Dataset records:
-=-=-

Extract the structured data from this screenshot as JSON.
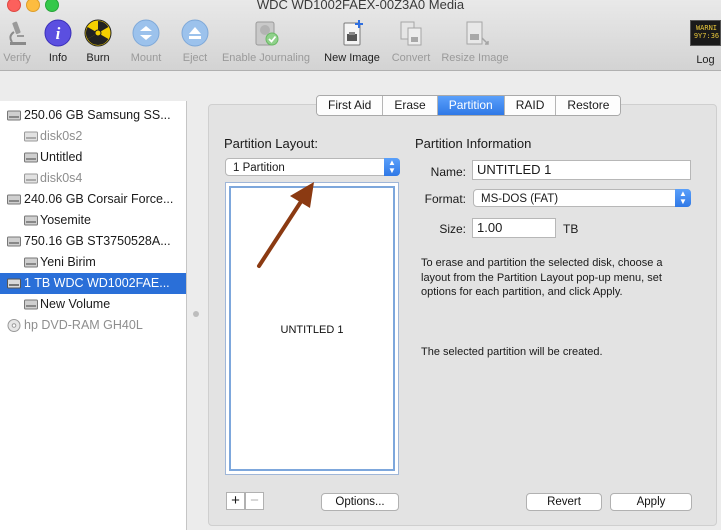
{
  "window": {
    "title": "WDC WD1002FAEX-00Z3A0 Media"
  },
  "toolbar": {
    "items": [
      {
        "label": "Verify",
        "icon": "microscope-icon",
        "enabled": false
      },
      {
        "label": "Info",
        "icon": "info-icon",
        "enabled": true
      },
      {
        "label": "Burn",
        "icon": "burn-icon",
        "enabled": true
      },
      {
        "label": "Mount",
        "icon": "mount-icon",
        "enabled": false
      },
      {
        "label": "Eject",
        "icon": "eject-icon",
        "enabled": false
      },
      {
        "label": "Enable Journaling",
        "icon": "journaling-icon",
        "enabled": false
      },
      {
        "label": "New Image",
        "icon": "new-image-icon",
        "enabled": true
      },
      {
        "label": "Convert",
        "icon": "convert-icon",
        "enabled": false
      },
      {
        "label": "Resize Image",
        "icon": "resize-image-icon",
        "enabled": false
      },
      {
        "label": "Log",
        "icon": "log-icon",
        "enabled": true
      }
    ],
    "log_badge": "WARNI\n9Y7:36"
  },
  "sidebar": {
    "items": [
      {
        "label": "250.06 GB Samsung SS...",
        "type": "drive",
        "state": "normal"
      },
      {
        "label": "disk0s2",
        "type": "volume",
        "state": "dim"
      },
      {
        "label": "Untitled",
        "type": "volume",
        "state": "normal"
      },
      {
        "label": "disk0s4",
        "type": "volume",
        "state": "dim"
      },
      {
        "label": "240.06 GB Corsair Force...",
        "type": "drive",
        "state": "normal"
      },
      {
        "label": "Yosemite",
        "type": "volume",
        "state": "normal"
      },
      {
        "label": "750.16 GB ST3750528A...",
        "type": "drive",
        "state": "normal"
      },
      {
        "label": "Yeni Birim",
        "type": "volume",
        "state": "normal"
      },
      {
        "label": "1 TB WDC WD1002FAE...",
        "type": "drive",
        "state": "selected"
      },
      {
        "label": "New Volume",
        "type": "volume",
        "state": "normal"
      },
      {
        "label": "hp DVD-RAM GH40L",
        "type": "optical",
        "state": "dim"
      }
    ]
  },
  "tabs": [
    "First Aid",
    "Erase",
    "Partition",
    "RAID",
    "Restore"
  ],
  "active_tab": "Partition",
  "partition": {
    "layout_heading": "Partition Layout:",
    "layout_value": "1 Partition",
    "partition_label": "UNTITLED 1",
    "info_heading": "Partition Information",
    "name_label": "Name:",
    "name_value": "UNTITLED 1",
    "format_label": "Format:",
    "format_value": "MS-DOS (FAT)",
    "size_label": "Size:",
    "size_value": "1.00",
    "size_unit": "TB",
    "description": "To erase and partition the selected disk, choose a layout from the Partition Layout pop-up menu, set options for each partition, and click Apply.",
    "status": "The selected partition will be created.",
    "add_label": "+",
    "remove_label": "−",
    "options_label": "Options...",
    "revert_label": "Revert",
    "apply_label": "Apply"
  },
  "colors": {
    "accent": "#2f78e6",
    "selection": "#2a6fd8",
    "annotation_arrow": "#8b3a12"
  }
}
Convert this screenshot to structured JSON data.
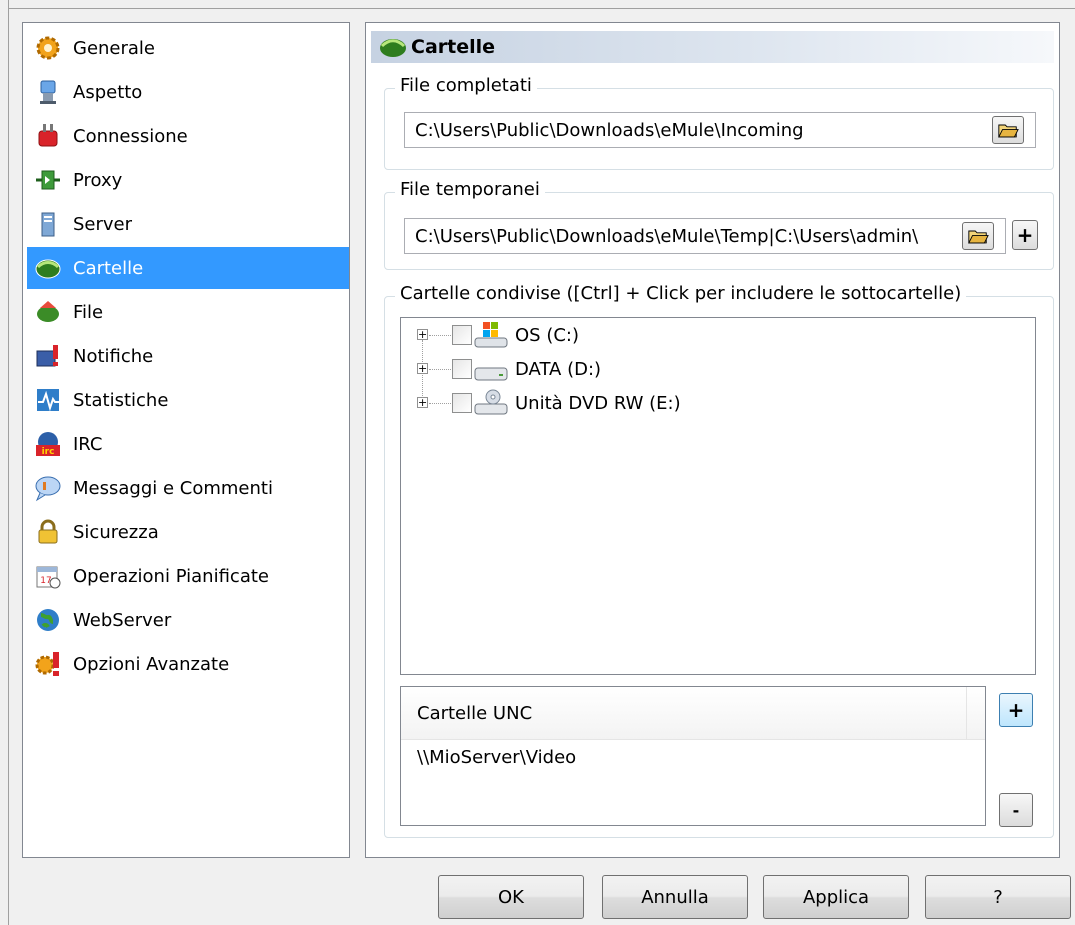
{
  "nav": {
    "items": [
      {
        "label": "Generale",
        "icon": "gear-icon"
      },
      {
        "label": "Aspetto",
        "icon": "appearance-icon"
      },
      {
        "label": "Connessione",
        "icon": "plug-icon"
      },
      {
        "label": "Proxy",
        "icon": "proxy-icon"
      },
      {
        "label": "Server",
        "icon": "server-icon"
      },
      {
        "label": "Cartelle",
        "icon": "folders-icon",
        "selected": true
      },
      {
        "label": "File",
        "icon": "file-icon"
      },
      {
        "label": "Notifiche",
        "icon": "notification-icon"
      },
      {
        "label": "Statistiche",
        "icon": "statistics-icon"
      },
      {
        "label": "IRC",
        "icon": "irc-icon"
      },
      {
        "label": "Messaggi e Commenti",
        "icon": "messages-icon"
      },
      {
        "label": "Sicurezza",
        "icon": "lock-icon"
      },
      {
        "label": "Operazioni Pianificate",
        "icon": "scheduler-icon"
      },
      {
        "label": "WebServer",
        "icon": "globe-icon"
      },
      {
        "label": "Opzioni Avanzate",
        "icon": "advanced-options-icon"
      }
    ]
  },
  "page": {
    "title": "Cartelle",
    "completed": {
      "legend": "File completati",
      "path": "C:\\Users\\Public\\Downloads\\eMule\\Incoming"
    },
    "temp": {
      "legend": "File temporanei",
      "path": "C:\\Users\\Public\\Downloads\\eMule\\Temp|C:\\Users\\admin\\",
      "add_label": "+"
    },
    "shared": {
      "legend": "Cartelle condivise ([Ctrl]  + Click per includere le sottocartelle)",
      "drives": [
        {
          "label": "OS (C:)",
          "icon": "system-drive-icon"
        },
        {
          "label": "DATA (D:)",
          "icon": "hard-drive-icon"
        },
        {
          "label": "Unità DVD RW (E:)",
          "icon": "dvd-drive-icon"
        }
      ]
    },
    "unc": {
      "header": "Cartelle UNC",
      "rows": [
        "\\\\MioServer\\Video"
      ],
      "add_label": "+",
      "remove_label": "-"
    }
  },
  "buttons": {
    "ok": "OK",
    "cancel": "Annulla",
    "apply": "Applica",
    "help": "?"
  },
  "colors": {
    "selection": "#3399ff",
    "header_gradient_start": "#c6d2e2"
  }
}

-=-=-

GOAL -> Pictures in the records above should not be copied. Repeat everything else exactly.

THE ANSWER ->
Extract the structured data from this screenshot as JSON.
{
  "window": {
    "title": "WDC WD1002FAEX-00Z3A0 Media"
  },
  "toolbar": {
    "items": [
      {
        "label": "Verify",
        "icon": "microscope-icon",
        "enabled": false
      },
      {
        "label": "Info",
        "icon": "info-icon",
        "enabled": true
      },
      {
        "label": "Burn",
        "icon": "burn-icon",
        "enabled": true
      },
      {
        "label": "Mount",
        "icon": "mount-icon",
        "enabled": false
      },
      {
        "label": "Eject",
        "icon": "eject-icon",
        "enabled": false
      },
      {
        "label": "Enable Journaling",
        "icon": "journaling-icon",
        "enabled": false
      },
      {
        "label": "New Image",
        "icon": "new-image-icon",
        "enabled": true
      },
      {
        "label": "Convert",
        "icon": "convert-icon",
        "enabled": false
      },
      {
        "label": "Resize Image",
        "icon": "resize-image-icon",
        "enabled": false
      },
      {
        "label": "Log",
        "icon": "log-icon",
        "enabled": true
      }
    ],
    "log_badge": "WARNI\n9Y7:36"
  },
  "sidebar": {
    "items": [
      {
        "label": "250.06 GB Samsung SS...",
        "type": "drive",
        "state": "normal"
      },
      {
        "label": "disk0s2",
        "type": "volume",
        "state": "dim"
      },
      {
        "label": "Untitled",
        "type": "volume",
        "state": "normal"
      },
      {
        "label": "disk0s4",
        "type": "volume",
        "state": "dim"
      },
      {
        "label": "240.06 GB Corsair Force...",
        "type": "drive",
        "state": "normal"
      },
      {
        "label": "Yosemite",
        "type": "volume",
        "state": "normal"
      },
      {
        "label": "750.16 GB ST3750528A...",
        "type": "drive",
        "state": "normal"
      },
      {
        "label": "Yeni Birim",
        "type": "volume",
        "state": "normal"
      },
      {
        "label": "1 TB WDC WD1002FAE...",
        "type": "drive",
        "state": "selected"
      },
      {
        "label": "New Volume",
        "type": "volume",
        "state": "normal"
      },
      {
        "label": "hp DVD-RAM GH40L",
        "type": "optical",
        "state": "dim"
      }
    ]
  },
  "tabs": [
    "First Aid",
    "Erase",
    "Partition",
    "RAID",
    "Restore"
  ],
  "active_tab": "Partition",
  "partition": {
    "layout_heading": "Partition Layout:",
    "layout_value": "1 Partition",
    "partition_label": "UNTITLED 1",
    "info_heading": "Partition Information",
    "name_label": "Name:",
    "name_value": "UNTITLED 1",
    "format_label": "Format:",
    "format_value": "MS-DOS (FAT)",
    "size_label": "Size:",
    "size_value": "1.00",
    "size_unit": "TB",
    "description": "To erase and partition the selected disk, choose a layout from the Partition Layout pop-up menu, set options for each partition, and click Apply.",
    "status": "The selected partition will be created.",
    "add_label": "+",
    "remove_label": "−",
    "options_label": "Options...",
    "revert_label": "Revert",
    "apply_label": "Apply"
  },
  "colors": {
    "accent": "#2f78e6",
    "selection": "#2a6fd8",
    "annotation_arrow": "#8b3a12"
  }
}
Convert this screenshot to structured JSON data.
{
  "nav": {
    "items": [
      {
        "label": "Generale",
        "icon": "gear-icon"
      },
      {
        "label": "Aspetto",
        "icon": "appearance-icon"
      },
      {
        "label": "Connessione",
        "icon": "plug-icon"
      },
      {
        "label": "Proxy",
        "icon": "proxy-icon"
      },
      {
        "label": "Server",
        "icon": "server-icon"
      },
      {
        "label": "Cartelle",
        "icon": "folders-icon",
        "selected": true
      },
      {
        "label": "File",
        "icon": "file-icon"
      },
      {
        "label": "Notifiche",
        "icon": "notification-icon"
      },
      {
        "label": "Statistiche",
        "icon": "statistics-icon"
      },
      {
        "label": "IRC",
        "icon": "irc-icon"
      },
      {
        "label": "Messaggi e Commenti",
        "icon": "messages-icon"
      },
      {
        "label": "Sicurezza",
        "icon": "lock-icon"
      },
      {
        "label": "Operazioni Pianificate",
        "icon": "scheduler-icon"
      },
      {
        "label": "WebServer",
        "icon": "globe-icon"
      },
      {
        "label": "Opzioni Avanzate",
        "icon": "advanced-options-icon"
      }
    ]
  },
  "page": {
    "title": "Cartelle",
    "completed": {
      "legend": "File completati",
      "path": "C:\\Users\\Public\\Downloads\\eMule\\Incoming"
    },
    "temp": {
      "legend": "File temporanei",
      "path": "C:\\Users\\Public\\Downloads\\eMule\\Temp|C:\\Users\\admin\\",
      "add_label": "+"
    },
    "shared": {
      "legend": "Cartelle condivise ([Ctrl]  + Click per includere le sottocartelle)",
      "drives": [
        {
          "label": "OS (C:)",
          "icon": "system-drive-icon"
        },
        {
          "label": "DATA (D:)",
          "icon": "hard-drive-icon"
        },
        {
          "label": "Unità DVD RW (E:)",
          "icon": "dvd-drive-icon"
        }
      ]
    },
    "unc": {
      "header": "Cartelle UNC",
      "rows": [
        "\\\\MioServer\\Video"
      ],
      "add_label": "+",
      "remove_label": "-"
    }
  },
  "buttons": {
    "ok": "OK",
    "cancel": "Annulla",
    "apply": "Applica",
    "help": "?"
  },
  "colors": {
    "selection": "#3399ff",
    "header_gradient_start": "#c6d2e2"
  }
}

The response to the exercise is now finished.